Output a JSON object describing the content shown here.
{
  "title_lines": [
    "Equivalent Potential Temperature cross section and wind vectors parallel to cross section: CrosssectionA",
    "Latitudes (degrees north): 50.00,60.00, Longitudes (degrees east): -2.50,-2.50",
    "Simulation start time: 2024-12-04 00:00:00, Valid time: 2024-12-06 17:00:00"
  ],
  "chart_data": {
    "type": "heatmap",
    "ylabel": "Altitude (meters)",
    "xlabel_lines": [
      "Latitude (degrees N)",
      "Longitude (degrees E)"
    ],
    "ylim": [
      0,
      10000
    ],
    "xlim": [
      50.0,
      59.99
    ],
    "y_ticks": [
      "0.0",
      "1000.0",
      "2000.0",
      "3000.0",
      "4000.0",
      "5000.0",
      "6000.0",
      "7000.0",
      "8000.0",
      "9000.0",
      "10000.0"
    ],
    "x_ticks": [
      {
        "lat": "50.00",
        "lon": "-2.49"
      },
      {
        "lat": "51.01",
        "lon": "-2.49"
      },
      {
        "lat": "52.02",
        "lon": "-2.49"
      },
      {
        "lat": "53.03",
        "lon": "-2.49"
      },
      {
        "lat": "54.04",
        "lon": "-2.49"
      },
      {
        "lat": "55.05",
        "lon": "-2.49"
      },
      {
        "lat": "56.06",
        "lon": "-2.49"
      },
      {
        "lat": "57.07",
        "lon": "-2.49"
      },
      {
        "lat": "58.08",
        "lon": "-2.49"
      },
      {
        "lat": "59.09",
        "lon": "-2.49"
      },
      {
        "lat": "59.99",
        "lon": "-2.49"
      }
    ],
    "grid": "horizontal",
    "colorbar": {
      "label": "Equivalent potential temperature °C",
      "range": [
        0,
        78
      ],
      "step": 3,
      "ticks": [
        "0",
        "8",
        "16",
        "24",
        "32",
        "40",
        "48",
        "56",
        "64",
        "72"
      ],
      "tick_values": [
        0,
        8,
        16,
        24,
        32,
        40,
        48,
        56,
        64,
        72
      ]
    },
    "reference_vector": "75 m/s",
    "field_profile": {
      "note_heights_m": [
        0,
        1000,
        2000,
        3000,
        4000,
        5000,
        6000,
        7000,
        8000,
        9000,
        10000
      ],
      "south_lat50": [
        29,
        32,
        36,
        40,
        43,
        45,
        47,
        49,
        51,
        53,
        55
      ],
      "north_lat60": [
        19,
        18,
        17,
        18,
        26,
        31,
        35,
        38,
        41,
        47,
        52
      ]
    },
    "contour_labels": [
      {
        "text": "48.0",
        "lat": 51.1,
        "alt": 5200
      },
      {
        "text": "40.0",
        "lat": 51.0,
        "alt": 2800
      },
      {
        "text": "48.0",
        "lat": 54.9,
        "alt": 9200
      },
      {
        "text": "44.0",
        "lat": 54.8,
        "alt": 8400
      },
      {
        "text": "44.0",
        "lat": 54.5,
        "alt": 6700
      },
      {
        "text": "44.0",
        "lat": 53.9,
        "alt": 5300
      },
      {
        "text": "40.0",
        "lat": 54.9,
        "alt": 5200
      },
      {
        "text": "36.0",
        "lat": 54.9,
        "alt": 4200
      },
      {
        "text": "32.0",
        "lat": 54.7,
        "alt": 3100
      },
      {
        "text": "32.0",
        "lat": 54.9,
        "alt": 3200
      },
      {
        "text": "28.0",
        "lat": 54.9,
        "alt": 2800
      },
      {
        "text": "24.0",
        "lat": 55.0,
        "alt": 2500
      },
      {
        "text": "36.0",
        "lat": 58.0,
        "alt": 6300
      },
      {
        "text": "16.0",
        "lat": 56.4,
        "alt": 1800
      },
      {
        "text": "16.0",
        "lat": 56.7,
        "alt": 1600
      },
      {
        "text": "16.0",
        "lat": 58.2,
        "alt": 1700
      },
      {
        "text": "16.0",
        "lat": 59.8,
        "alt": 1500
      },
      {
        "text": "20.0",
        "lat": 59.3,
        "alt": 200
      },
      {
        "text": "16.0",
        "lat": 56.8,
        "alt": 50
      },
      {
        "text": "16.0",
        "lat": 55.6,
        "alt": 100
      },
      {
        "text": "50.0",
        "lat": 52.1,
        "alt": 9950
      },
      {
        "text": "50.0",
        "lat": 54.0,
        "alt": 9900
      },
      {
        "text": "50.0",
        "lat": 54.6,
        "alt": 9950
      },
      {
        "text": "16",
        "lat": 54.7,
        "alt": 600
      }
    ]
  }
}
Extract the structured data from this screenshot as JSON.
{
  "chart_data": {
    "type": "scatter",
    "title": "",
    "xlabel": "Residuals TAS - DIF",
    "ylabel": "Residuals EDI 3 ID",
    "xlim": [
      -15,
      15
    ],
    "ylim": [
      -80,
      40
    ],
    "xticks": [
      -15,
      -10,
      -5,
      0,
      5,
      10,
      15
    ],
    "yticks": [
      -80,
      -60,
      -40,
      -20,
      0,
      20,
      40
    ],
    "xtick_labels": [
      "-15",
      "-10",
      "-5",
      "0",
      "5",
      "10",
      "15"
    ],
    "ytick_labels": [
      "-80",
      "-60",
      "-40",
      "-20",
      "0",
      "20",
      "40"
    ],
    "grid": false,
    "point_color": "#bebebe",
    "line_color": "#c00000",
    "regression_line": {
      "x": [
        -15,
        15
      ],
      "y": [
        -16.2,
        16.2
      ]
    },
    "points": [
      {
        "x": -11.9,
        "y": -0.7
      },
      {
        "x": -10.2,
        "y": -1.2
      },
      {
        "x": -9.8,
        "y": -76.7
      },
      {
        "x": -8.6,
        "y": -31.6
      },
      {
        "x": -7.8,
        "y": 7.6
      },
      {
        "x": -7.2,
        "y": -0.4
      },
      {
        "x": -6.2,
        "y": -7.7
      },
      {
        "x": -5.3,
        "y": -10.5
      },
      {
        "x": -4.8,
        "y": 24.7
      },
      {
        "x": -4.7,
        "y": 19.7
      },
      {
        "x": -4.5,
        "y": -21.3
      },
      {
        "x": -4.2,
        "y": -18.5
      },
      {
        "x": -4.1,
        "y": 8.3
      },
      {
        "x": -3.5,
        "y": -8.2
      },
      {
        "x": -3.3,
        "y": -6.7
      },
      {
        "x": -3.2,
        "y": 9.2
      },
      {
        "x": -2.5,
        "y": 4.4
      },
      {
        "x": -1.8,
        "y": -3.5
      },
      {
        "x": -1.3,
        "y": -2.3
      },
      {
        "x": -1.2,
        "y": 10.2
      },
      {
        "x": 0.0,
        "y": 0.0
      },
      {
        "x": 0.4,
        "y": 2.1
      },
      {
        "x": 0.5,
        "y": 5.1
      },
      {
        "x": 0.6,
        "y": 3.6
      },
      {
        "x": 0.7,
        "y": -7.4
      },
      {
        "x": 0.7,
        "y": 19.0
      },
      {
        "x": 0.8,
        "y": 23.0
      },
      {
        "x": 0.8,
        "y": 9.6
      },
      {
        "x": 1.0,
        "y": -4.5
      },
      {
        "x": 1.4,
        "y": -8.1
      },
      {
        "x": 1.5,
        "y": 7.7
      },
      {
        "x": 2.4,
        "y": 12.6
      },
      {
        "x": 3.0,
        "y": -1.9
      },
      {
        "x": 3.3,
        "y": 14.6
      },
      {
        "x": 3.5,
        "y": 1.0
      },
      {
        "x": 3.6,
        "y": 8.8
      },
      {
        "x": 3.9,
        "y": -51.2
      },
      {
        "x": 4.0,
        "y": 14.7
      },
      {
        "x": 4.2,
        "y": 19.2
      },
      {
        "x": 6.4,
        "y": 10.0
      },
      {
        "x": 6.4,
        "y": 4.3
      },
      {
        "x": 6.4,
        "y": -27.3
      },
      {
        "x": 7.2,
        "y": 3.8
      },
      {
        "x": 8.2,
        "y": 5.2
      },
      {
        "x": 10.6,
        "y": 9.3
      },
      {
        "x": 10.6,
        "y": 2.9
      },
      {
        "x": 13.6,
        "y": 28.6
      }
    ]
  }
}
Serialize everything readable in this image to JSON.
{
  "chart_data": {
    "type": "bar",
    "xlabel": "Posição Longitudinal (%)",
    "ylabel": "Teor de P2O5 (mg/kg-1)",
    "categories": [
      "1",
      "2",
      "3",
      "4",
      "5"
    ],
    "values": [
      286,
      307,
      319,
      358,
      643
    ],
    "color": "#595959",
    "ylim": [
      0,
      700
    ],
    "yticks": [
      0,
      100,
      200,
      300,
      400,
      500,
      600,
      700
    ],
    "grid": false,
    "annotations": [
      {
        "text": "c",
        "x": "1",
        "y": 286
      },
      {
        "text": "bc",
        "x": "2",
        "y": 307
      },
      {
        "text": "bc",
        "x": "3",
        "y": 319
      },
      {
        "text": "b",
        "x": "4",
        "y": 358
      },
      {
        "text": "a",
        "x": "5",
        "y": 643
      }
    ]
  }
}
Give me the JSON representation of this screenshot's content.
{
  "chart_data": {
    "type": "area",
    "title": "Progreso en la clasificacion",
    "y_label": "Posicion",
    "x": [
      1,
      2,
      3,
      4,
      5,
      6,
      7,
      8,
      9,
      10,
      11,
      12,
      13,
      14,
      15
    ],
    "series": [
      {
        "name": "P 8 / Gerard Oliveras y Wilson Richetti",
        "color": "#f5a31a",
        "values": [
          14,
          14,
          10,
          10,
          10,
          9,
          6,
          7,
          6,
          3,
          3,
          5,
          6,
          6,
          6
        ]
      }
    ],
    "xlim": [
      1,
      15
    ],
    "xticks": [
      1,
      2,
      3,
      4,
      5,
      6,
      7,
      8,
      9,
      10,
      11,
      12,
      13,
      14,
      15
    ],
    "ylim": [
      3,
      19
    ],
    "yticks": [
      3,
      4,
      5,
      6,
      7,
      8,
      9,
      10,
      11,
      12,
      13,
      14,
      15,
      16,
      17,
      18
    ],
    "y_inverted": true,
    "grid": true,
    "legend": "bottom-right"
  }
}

# # # # # # #

** Direction **
Your answer should be a single number: how many lines in the data above include "grid"?

** Task solution **
4